Exactly reproduce each entry, leaving out nothing.

## begin

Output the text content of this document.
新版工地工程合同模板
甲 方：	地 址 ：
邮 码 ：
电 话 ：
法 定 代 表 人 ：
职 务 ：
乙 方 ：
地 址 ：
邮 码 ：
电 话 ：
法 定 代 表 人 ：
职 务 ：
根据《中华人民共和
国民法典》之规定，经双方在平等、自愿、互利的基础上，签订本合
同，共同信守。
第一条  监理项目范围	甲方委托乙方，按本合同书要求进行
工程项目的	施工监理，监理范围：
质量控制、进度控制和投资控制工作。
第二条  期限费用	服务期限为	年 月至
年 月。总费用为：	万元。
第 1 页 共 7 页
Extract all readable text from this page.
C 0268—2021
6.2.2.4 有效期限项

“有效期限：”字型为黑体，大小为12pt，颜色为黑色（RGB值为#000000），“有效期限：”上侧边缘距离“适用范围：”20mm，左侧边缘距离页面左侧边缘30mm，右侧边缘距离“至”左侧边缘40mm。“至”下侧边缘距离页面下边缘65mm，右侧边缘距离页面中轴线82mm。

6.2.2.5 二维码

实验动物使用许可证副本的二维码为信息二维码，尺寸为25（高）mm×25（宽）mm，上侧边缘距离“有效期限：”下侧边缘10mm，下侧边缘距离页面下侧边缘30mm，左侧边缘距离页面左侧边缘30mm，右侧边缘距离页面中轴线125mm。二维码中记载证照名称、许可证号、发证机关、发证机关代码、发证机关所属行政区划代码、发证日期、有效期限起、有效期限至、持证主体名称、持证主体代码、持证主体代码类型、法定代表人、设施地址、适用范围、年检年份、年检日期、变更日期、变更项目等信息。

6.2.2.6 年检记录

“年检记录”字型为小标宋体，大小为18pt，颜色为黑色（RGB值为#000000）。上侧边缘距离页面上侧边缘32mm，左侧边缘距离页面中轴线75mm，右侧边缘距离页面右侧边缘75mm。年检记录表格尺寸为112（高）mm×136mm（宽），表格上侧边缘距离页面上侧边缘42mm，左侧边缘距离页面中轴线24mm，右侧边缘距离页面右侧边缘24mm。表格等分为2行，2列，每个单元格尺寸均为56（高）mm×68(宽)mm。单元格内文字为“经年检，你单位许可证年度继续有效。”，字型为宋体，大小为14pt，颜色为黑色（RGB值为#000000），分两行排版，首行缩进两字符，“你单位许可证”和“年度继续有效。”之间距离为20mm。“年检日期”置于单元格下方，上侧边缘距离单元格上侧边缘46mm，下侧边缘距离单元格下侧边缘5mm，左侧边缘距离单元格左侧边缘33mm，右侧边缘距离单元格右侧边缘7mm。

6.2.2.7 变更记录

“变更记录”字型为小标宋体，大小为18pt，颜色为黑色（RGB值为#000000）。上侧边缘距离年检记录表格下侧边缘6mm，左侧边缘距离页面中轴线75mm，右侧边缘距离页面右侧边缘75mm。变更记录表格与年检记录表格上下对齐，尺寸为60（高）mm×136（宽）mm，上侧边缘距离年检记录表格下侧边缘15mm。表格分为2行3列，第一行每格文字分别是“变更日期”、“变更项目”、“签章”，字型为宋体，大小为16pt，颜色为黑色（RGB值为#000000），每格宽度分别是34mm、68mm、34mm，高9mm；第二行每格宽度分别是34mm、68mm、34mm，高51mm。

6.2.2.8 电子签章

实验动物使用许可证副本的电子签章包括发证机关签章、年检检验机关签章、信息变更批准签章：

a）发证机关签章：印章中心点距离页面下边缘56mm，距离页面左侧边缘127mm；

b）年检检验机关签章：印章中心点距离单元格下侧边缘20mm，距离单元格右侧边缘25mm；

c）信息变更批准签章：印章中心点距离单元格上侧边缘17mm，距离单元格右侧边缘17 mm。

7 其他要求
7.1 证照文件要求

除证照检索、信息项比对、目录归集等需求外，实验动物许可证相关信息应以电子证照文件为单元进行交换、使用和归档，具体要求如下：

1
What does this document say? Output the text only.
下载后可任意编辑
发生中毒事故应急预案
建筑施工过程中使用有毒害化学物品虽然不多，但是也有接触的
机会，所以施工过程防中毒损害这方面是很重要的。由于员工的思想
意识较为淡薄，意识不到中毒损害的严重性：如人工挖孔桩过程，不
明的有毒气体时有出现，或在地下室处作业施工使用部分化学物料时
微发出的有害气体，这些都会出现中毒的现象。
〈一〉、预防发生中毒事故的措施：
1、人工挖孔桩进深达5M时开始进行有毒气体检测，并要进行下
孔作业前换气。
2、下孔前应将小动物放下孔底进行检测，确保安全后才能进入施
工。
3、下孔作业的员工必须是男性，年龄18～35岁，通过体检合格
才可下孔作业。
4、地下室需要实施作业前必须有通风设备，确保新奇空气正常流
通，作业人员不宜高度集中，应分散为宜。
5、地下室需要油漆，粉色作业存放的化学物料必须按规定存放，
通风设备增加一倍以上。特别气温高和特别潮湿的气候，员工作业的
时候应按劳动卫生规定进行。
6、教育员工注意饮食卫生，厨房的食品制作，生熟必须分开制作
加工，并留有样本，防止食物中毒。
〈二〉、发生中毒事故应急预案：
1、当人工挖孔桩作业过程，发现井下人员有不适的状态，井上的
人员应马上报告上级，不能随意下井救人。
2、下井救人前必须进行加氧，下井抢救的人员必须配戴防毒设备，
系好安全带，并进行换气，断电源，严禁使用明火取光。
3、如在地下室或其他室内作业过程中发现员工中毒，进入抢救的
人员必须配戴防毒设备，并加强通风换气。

## end

Output of the exercise –
Output the text content of this document.
新版工地工程合同模板
甲 方：	地 址 ：
邮 码 ：
电 话 ：
法 定 代 表 人 ：
职 务 ：
乙 方 ：
地 址 ：
邮 码 ：
电 话 ：
法 定 代 表 人 ：
职 务 ：
根据《中华人民共和
国民法典》之规定，经双方在平等、自愿、互利的基础上，签订本合
同，共同信守。
第一条  监理项目范围	甲方委托乙方，按本合同书要求进行
工程项目的	施工监理，监理范围：
质量控制、进度控制和投资控制工作。
第二条  期限费用	服务期限为	年 月至
年 月。总费用为：	万元。
第 1 页 共 7 页
Extract all readable text from this page.
C 0268—2021
6.2.2.4 有效期限项

“有效期限：”字型为黑体，大小为12pt，颜色为黑色（RGB值为#000000），“有效期限：”上侧边缘距离“适用范围：”20mm，左侧边缘距离页面左侧边缘30mm，右侧边缘距离“至”左侧边缘40mm。“至”下侧边缘距离页面下边缘65mm，右侧边缘距离页面中轴线82mm。

6.2.2.5 二维码

实验动物使用许可证副本的二维码为信息二维码，尺寸为25（高）mm×25（宽）mm，上侧边缘距离“有效期限：”下侧边缘10mm，下侧边缘距离页面下侧边缘30mm，左侧边缘距离页面左侧边缘30mm，右侧边缘距离页面中轴线125mm。二维码中记载证照名称、许可证号、发证机关、发证机关代码、发证机关所属行政区划代码、发证日期、有效期限起、有效期限至、持证主体名称、持证主体代码、持证主体代码类型、法定代表人、设施地址、适用范围、年检年份、年检日期、变更日期、变更项目等信息。

6.2.2.6 年检记录

“年检记录”字型为小标宋体，大小为18pt，颜色为黑色（RGB值为#000000）。上侧边缘距离页面上侧边缘32mm，左侧边缘距离页面中轴线75mm，右侧边缘距离页面右侧边缘75mm。年检记录表格尺寸为112（高）mm×136mm（宽），表格上侧边缘距离页面上侧边缘42mm，左侧边缘距离页面中轴线24mm，右侧边缘距离页面右侧边缘24mm。表格等分为2行，2列，每个单元格尺寸均为56（高）mm×68(宽)mm。单元格内文字为“经年检，你单位许可证年度继续有效。”，字型为宋体，大小为14pt，颜色为黑色（RGB值为#000000），分两行排版，首行缩进两字符，“你单位许可证”和“年度继续有效。”之间距离为20mm。“年检日期”置于单元格下方，上侧边缘距离单元格上侧边缘46mm，下侧边缘距离单元格下侧边缘5mm，左侧边缘距离单元格左侧边缘33mm，右侧边缘距离单元格右侧边缘7mm。

6.2.2.7 变更记录

“变更记录”字型为小标宋体，大小为18pt，颜色为黑色（RGB值为#000000）。上侧边缘距离年检记录表格下侧边缘6mm，左侧边缘距离页面中轴线75mm，右侧边缘距离页面右侧边缘75mm。变更记录表格与年检记录表格上下对齐，尺寸为60（高）mm×136（宽）mm，上侧边缘距离年检记录表格下侧边缘15mm。表格分为2行3列，第一行每格文字分别是“变更日期”、“变更项目”、“签章”，字型为宋体，大小为16pt，颜色为黑色（RGB值为#000000），每格宽度分别是34mm、68mm、34mm，高9mm；第二行每格宽度分别是34mm、68mm、34mm，高51mm。

6.2.2.8 电子签章

实验动物使用许可证副本的电子签章包括发证机关签章、年检检验机关签章、信息变更批准签章：

a）发证机关签章：印章中心点距离页面下边缘56mm，距离页面左侧边缘127mm；

b）年检检验机关签章：印章中心点距离单元格下侧边缘20mm，距离单元格右侧边缘25mm；

c）信息变更批准签章：印章中心点距离单元格上侧边缘17mm，距离单元格右侧边缘17 mm。

7 其他要求
7.1 证照文件要求

除证照检索、信息项比对、目录归集等需求外，实验动物许可证相关信息应以电子证照文件为单元进行交换、使用和归档，具体要求如下：

1
What does this document say? Output the text only.
下载后可任意编辑
发生中毒事故应急预案
建筑施工过程中使用有毒害化学物品虽然不多，但是也有接触的
机会，所以施工过程防中毒损害这方面是很重要的。由于员工的思想
意识较为淡薄，意识不到中毒损害的严重性：如人工挖孔桩过程，不
明的有毒气体时有出现，或在地下室处作业施工使用部分化学物料时
微发出的有害气体，这些都会出现中毒的现象。
〈一〉、预防发生中毒事故的措施：
1、人工挖孔桩进深达5M时开始进行有毒气体检测，并要进行下
孔作业前换气。
2、下孔前应将小动物放下孔底进行检测，确保安全后才能进入施
工。
3、下孔作业的员工必须是男性，年龄18～35岁，通过体检合格
才可下孔作业。
4、地下室需要实施作业前必须有通风设备，确保新奇空气正常流
通，作业人员不宜高度集中，应分散为宜。
5、地下室需要油漆，粉色作业存放的化学物料必须按规定存放，
通风设备增加一倍以上。特别气温高和特别潮湿的气候，员工作业的
时候应按劳动卫生规定进行。
6、教育员工注意饮食卫生，厨房的食品制作，生熟必须分开制作
加工，并留有样本，防止食物中毒。
〈二〉、发生中毒事故应急预案：
1、当人工挖孔桩作业过程，发现井下人员有不适的状态，井上的
人员应马上报告上级，不能随意下井救人。
2、下井救人前必须进行加氧，下井抢救的人员必须配戴防毒设备，
系好安全带，并进行换气，断电源，严禁使用明火取光。
3、如在地下室或其他室内作业过程中发现员工中毒，进入抢救的
人员必须配戴防毒设备，并加强通风换气。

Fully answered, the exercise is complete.